### Record excerpts:
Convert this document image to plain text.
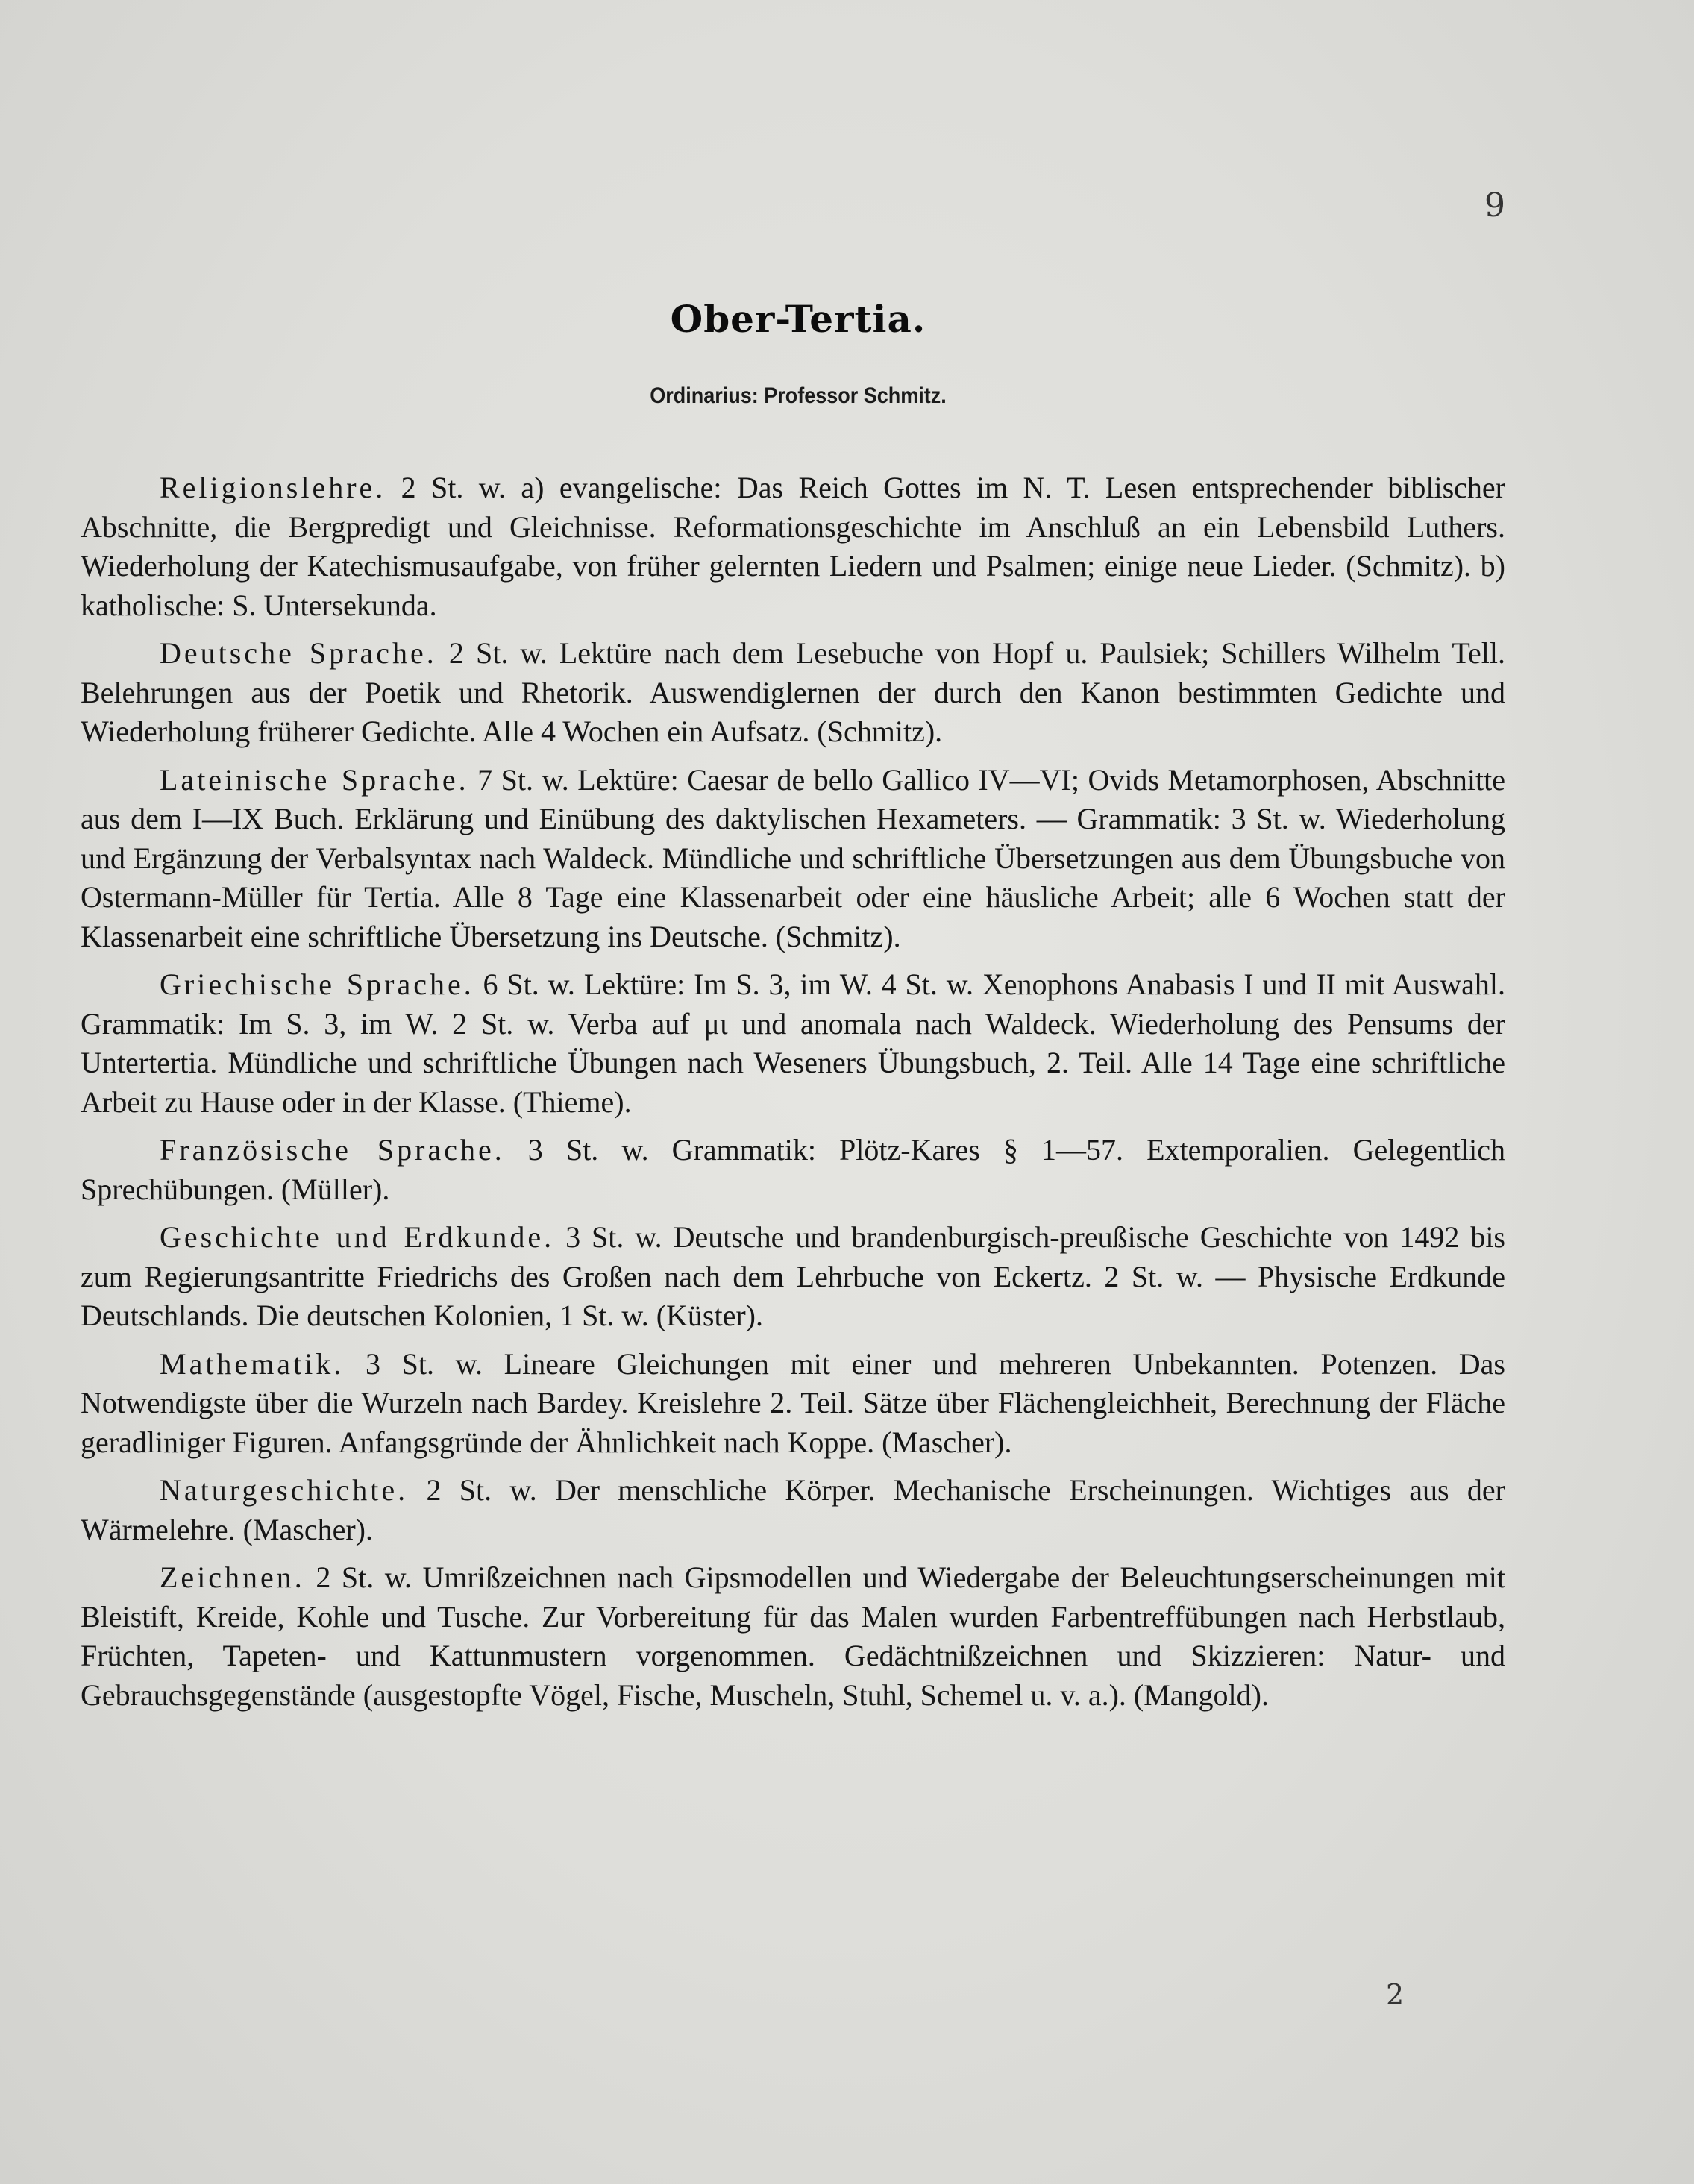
9
Ober-Tertia.
Ordinarius: Professor Schmitz.

Religionslehre. 2 St. w. a) evangelische: Das Reich Gottes im N. T. Lesen entsprechender biblischer Abschnitte, die Bergpredigt und Gleichnisse. Reformationsgeschichte im Anschluß an ein Lebensbild Luthers. Wiederholung der Katechismusaufgabe, von früher gelernten Liedern und Psalmen; einige neue Lieder. (Schmitz). b) katholische: S. Untersekunda.

Deutsche Sprache. 2 St. w. Lektüre nach dem Lesebuche von Hopf u. Paulsiek; Schillers Wilhelm Tell. Belehrungen aus der Poetik und Rhetorik. Auswendiglernen der durch den Kanon bestimmten Gedichte und Wiederholung früherer Gedichte. Alle 4 Wochen ein Aufsatz. (Schmitz).

Lateinische Sprache. 7 St. w. Lektüre: Caesar de bello Gallico IV—VI; Ovids Metamorphosen, Abschnitte aus dem I—IX Buch. Erklärung und Einübung des daktylischen Hexameters. — Grammatik: 3 St. w. Wiederholung und Ergänzung der Verbalsyntax nach Waldeck. Mündliche und schriftliche Übersetzungen aus dem Übungsbuche von Ostermann-Müller für Tertia. Alle 8 Tage eine Klassenarbeit oder eine häusliche Arbeit; alle 6 Wochen statt der Klassenarbeit eine schriftliche Übersetzung ins Deutsche. (Schmitz).

Griechische Sprache. 6 St. w. Lektüre: Im S. 3, im W. 4 St. w. Xenophons Anabasis I und II mit Auswahl. Grammatik: Im S. 3, im W. 2 St. w. Verba auf μι und anomala nach Waldeck. Wiederholung des Pensums der Untertertia. Mündliche und schriftliche Übungen nach Weseners Übungsbuch, 2. Teil. Alle 14 Tage eine schriftliche Arbeit zu Hause oder in der Klasse. (Thieme).

Französische Sprache. 3 St. w. Grammatik: Plötz-Kares § 1—57. Extemporalien. Gelegentlich Sprechübungen. (Müller).

Geschichte und Erdkunde. 3 St. w. Deutsche und brandenburgisch-preußische Geschichte von 1492 bis zum Regierungsantritte Friedrichs des Großen nach dem Lehrbuche von Eckertz. 2 St. w. — Physische Erdkunde Deutschlands. Die deutschen Kolonien, 1 St. w. (Küster).

Mathematik. 3 St. w. Lineare Gleichungen mit einer und mehreren Unbekannten. Potenzen. Das Notwendigste über die Wurzeln nach Bardey. Kreislehre 2. Teil. Sätze über Flächengleichheit, Berechnung der Fläche geradliniger Figuren. Anfangsgründe der Ähnlichkeit nach Koppe. (Mascher).

Naturgeschichte. 2 St. w. Der menschliche Körper. Mechanische Erscheinungen. Wichtiges aus der Wärmelehre. (Mascher).

Zeichnen. 2 St. w. Umrißzeichnen nach Gipsmodellen und Wiedergabe der Beleuchtungserscheinungen mit Bleistift, Kreide, Kohle und Tusche. Zur Vorbereitung für das Malen wurden Farbentreffübungen nach Herbstlaub, Früchten, Tapeten- und Kattunmustern vorgenommen. Gedächtnißzeichnen und Skizzieren: Natur- und Gebrauchsgegenstände (ausgestopfte Vögel, Fische, Muscheln, Stuhl, Schemel u. v. a.). (Mangold).

2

### Work task:
From the material above, return every line that contains "oder".

### Result below:
Lateinische Sprache. 7 St. w. Lektüre: Caesar de bello Gallico IV—VI; Ovids Metamorphosen, Abschnitte aus dem I—IX Buch. Erklärung und Einübung des daktylischen Hexameters. — Grammatik: 3 St. w. Wiederholung und Ergänzung der Verbalsyntax nach Waldeck. Mündliche und schriftliche Übersetzungen aus dem Übungsbuche von Ostermann-Müller für Tertia. Alle 8 Tage eine Klassenarbeit oder eine häusliche Arbeit; alle 6 Wochen statt der Klassenarbeit eine schriftliche Übersetzung ins Deutsche. (Schmitz).
Griechische Sprache. 6 St. w. Lektüre: Im S. 3, im W. 4 St. w. Xenophons Anabasis I und II mit Auswahl. Grammatik: Im S. 3, im W. 2 St. w. Verba auf μι und anomala nach Waldeck. Wiederholung des Pensums der Untertertia. Mündliche und schriftliche Übungen nach Weseners Übungsbuch, 2. Teil. Alle 14 Tage eine schriftliche Arbeit zu Hause oder in der Klasse. (Thieme).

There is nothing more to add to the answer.